▶ **Short task**
Reproduce each line exactly, including spacing and punctuation.

- - -

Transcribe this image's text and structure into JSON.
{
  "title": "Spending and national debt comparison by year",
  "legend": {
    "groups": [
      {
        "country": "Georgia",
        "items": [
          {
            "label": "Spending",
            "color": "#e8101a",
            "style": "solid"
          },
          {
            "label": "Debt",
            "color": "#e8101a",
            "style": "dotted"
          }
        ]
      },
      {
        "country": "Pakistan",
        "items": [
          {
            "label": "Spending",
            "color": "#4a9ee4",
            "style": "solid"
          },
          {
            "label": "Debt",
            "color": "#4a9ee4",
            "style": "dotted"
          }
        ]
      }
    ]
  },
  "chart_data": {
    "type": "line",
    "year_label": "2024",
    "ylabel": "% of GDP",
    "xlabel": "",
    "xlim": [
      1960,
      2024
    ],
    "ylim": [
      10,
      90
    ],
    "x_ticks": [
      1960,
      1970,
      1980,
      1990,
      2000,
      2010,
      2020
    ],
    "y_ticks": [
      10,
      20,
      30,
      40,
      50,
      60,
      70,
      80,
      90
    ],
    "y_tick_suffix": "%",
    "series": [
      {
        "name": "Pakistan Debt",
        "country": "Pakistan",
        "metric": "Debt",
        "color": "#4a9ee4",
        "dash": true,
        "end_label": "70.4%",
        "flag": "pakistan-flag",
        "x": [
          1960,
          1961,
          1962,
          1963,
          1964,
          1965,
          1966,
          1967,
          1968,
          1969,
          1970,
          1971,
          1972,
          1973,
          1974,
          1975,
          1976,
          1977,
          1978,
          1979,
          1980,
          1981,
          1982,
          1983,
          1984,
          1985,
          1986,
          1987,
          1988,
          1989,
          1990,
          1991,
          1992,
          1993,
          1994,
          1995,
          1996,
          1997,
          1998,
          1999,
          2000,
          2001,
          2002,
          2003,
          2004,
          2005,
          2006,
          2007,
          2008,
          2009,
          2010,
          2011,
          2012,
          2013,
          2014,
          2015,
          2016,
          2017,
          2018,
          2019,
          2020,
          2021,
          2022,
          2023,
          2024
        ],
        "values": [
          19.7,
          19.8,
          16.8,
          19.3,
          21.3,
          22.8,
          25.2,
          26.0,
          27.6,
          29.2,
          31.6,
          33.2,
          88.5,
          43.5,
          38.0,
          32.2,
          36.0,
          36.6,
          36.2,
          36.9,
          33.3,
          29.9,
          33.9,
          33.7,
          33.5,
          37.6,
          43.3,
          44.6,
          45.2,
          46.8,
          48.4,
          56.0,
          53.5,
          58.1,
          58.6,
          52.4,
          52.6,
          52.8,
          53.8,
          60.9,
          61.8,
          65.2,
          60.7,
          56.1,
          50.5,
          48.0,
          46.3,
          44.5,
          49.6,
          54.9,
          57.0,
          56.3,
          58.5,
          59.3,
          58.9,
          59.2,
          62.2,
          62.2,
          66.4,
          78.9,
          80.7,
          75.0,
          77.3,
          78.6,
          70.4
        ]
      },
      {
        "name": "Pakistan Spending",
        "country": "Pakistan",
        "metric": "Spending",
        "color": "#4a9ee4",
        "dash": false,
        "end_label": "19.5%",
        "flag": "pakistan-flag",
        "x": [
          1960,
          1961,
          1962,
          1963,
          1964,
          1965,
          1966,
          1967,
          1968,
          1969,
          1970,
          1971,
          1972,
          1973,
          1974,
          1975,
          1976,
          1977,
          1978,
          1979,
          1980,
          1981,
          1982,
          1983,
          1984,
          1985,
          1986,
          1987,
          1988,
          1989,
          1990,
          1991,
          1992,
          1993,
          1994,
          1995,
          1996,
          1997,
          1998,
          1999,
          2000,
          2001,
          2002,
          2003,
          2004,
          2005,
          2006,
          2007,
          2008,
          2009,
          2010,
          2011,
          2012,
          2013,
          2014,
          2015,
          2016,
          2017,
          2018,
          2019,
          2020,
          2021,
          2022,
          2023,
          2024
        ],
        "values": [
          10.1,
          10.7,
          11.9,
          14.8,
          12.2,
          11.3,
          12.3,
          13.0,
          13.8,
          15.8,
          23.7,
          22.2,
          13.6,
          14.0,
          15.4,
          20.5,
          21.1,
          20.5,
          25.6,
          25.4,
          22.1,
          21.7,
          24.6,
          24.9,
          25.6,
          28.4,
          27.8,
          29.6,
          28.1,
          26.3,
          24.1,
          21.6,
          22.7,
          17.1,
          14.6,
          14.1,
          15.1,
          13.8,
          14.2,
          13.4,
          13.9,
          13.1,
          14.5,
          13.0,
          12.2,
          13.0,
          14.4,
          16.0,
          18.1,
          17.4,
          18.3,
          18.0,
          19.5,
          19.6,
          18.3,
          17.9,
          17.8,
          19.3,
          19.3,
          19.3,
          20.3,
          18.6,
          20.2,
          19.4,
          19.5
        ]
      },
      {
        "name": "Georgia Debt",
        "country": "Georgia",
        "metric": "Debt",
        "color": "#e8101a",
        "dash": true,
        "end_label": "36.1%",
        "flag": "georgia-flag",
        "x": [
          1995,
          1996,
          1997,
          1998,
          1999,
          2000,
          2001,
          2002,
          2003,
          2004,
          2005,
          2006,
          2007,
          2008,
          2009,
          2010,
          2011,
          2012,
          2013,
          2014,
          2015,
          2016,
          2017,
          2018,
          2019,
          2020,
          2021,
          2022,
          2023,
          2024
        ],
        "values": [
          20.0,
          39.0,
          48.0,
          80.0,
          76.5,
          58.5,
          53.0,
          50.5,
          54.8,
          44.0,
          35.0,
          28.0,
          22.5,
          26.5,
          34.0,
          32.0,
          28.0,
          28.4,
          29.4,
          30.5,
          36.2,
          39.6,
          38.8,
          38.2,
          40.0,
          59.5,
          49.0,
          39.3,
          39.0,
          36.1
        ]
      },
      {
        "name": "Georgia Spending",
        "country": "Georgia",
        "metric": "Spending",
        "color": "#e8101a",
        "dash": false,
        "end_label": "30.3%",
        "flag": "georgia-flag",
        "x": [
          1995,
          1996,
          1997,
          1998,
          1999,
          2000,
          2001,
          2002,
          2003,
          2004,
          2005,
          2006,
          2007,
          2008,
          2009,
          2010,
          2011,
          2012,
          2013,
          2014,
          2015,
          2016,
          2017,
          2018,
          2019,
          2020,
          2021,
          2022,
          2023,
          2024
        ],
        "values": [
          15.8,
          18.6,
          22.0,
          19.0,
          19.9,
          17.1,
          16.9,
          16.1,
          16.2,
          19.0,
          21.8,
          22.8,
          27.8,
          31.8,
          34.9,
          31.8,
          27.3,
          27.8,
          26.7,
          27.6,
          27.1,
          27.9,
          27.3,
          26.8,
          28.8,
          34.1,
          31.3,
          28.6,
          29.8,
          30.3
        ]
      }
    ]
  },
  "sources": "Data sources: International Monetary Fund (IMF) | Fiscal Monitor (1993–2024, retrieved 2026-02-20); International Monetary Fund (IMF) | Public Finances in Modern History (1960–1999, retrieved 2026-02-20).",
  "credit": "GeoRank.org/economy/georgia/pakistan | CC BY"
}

- - -

▶ **Answer for this exercise**
Transcribe this image's text and structure into JSON.
{
  "title": "Spending and national debt comparison by year",
  "legend": {
    "groups": [
      {
        "country": "Georgia",
        "items": [
          {
            "label": "Spending",
            "color": "#e8101a",
            "style": "solid"
          },
          {
            "label": "Debt",
            "color": "#e8101a",
            "style": "dotted"
          }
        ]
      },
      {
        "country": "Pakistan",
        "items": [
          {
            "label": "Spending",
            "color": "#4a9ee4",
            "style": "solid"
          },
          {
            "label": "Debt",
            "color": "#4a9ee4",
            "style": "dotted"
          }
        ]
      }
    ]
  },
  "chart_data": {
    "type": "line",
    "year_label": "2024",
    "ylabel": "% of GDP",
    "xlabel": "",
    "xlim": [
      1960,
      2024
    ],
    "ylim": [
      10,
      90
    ],
    "x_ticks": [
      1960,
      1970,
      1980,
      1990,
      2000,
      2010,
      2020
    ],
    "y_ticks": [
      10,
      20,
      30,
      40,
      50,
      60,
      70,
      80,
      90
    ],
    "y_tick_suffix": "%",
    "series": [
      {
        "name": "Pakistan Debt",
        "country": "Pakistan",
        "metric": "Debt",
        "color": "#4a9ee4",
        "dash": true,
        "end_label": "70.4%",
        "flag": "pakistan-flag",
        "x": [
          1960,
          1961,
          1962,
          1963,
          1964,
          1965,
          1966,
          1967,
          1968,
          1969,
          1970,
          1971,
          1972,
          1973,
          1974,
          1975,
          1976,
          1977,
          1978,
          1979,
          1980,
          1981,
          1982,
          1983,
          1984,
          1985,
          1986,
          1987,
          1988,
          1989,
          1990,
          1991,
          1992,
          1993,
          1994,
          1995,
          1996,
          1997,
          1998,
          1999,
          2000,
          2001,
          2002,
          2003,
          2004,
          2005,
          2006,
          2007,
          2008,
          2009,
          2010,
          2011,
          2012,
          2013,
          2014,
          2015,
          2016,
          2017,
          2018,
          2019,
          2020,
          2021,
          2022,
          2023,
          2024
        ],
        "values": [
          19.7,
          19.8,
          16.8,
          19.3,
          21.3,
          22.8,
          25.2,
          26.0,
          27.6,
          29.2,
          31.6,
          33.2,
          88.5,
          43.5,
          38.0,
          32.2,
          36.0,
          36.6,
          36.2,
          36.9,
          33.3,
          29.9,
          33.9,
          33.7,
          33.5,
          37.6,
          43.3,
          44.6,
          45.2,
          46.8,
          48.4,
          56.0,
          53.5,
          58.1,
          58.6,
          52.4,
          52.6,
          52.8,
          53.8,
          60.9,
          61.8,
          65.2,
          60.7,
          56.1,
          50.5,
          48.0,
          46.3,
          44.5,
          49.6,
          54.9,
          57.0,
          56.3,
          58.5,
          59.3,
          58.9,
          59.2,
          62.2,
          62.2,
          66.4,
          78.9,
          80.7,
          75.0,
          77.3,
          78.6,
          70.4
        ]
      },
      {
        "name": "Pakistan Spending",
        "country": "Pakistan",
        "metric": "Spending",
        "color": "#4a9ee4",
        "dash": false,
        "end_label": "19.5%",
        "flag": "pakistan-flag",
        "x": [
          1960,
          1961,
          1962,
          1963,
          1964,
          1965,
          1966,
          1967,
          1968,
          1969,
          1970,
          1971,
          1972,
          1973,
          1974,
          1975,
          1976,
          1977,
          1978,
          1979,
          1980,
          1981,
          1982,
          1983,
          1984,
          1985,
          1986,
          1987,
          1988,
          1989,
          1990,
          1991,
          1992,
          1993,
          1994,
          1995,
          1996,
          1997,
          1998,
          1999,
          2000,
          2001,
          2002,
          2003,
          2004,
          2005,
          2006,
          2007,
          2008,
          2009,
          2010,
          2011,
          2012,
          2013,
          2014,
          2015,
          2016,
          2017,
          2018,
          2019,
          2020,
          2021,
          2022,
          2023,
          2024
        ],
        "values": [
          10.1,
          10.7,
          11.9,
          14.8,
          12.2,
          11.3,
          12.3,
          13.0,
          13.8,
          15.8,
          23.7,
          22.2,
          13.6,
          14.0,
          15.4,
          20.5,
          21.1,
          20.5,
          25.6,
          25.4,
          22.1,
          21.7,
          24.6,
          24.9,
          25.6,
          28.4,
          27.8,
          29.6,
          28.1,
          26.3,
          24.1,
          21.6,
          22.7,
          17.1,
          14.6,
          14.1,
          15.1,
          13.8,
          14.2,
          13.4,
          13.9,
          13.1,
          14.5,
          13.0,
          12.2,
          13.0,
          14.4,
          16.0,
          18.1,
          17.4,
          18.3,
          18.0,
          19.5,
          19.6,
          18.3,
          17.9,
          17.8,
          19.3,
          19.3,
          19.3,
          20.3,
          18.6,
          20.2,
          19.4,
          19.5
        ]
      },
      {
        "name": "Georgia Debt",
        "country": "Georgia",
        "metric": "Debt",
        "color": "#e8101a",
        "dash": true,
        "end_label": "36.1%",
        "flag": "georgia-flag",
        "x": [
          1995,
          1996,
          1997,
          1998,
          1999,
          2000,
          2001,
          2002,
          2003,
          2004,
          2005,
          2006,
          2007,
          2008,
          2009,
          2010,
          2011,
          2012,
          2013,
          2014,
          2015,
          2016,
          2017,
          2018,
          2019,
          2020,
          2021,
          2022,
          2023,
          2024
        ],
        "values": [
          20.0,
          39.0,
          48.0,
          80.0,
          76.5,
          58.5,
          53.0,
          50.5,
          54.8,
          44.0,
          35.0,
          28.0,
          22.5,
          26.5,
          34.0,
          32.0,
          28.0,
          28.4,
          29.4,
          30.5,
          36.2,
          39.6,
          38.8,
          38.2,
          40.0,
          59.5,
          49.0,
          39.3,
          39.0,
          36.1
        ]
      },
      {
        "name": "Georgia Spending",
        "country": "Georgia",
        "metric": "Spending",
        "color": "#e8101a",
        "dash": false,
        "end_label": "30.3%",
        "flag": "georgia-flag",
        "x": [
          1995,
          1996,
          1997,
          1998,
          1999,
          2000,
          2001,
          2002,
          2003,
          2004,
          2005,
          2006,
          2007,
          2008,
          2009,
          2010,
          2011,
          2012,
          2013,
          2014,
          2015,
          2016,
          2017,
          2018,
          2019,
          2020,
          2021,
          2022,
          2023,
          2024
        ],
        "values": [
          15.8,
          18.6,
          22.0,
          19.0,
          19.9,
          17.1,
          16.9,
          16.1,
          16.2,
          19.0,
          21.8,
          22.8,
          27.8,
          31.8,
          34.9,
          31.8,
          27.3,
          27.8,
          26.7,
          27.6,
          27.1,
          27.9,
          27.3,
          26.8,
          28.8,
          34.1,
          31.3,
          28.6,
          29.8,
          30.3
        ]
      }
    ]
  },
  "sources": "Data sources: International Monetary Fund (IMF) | Fiscal Monitor (1993–2024, retrieved 2026-02-20); International Monetary Fund (IMF) | Public Finances in Modern History (1960–1999, retrieved 2026-02-20).",
  "credit": "GeoRank.org/economy/georgia/pakistan | CC BY"
}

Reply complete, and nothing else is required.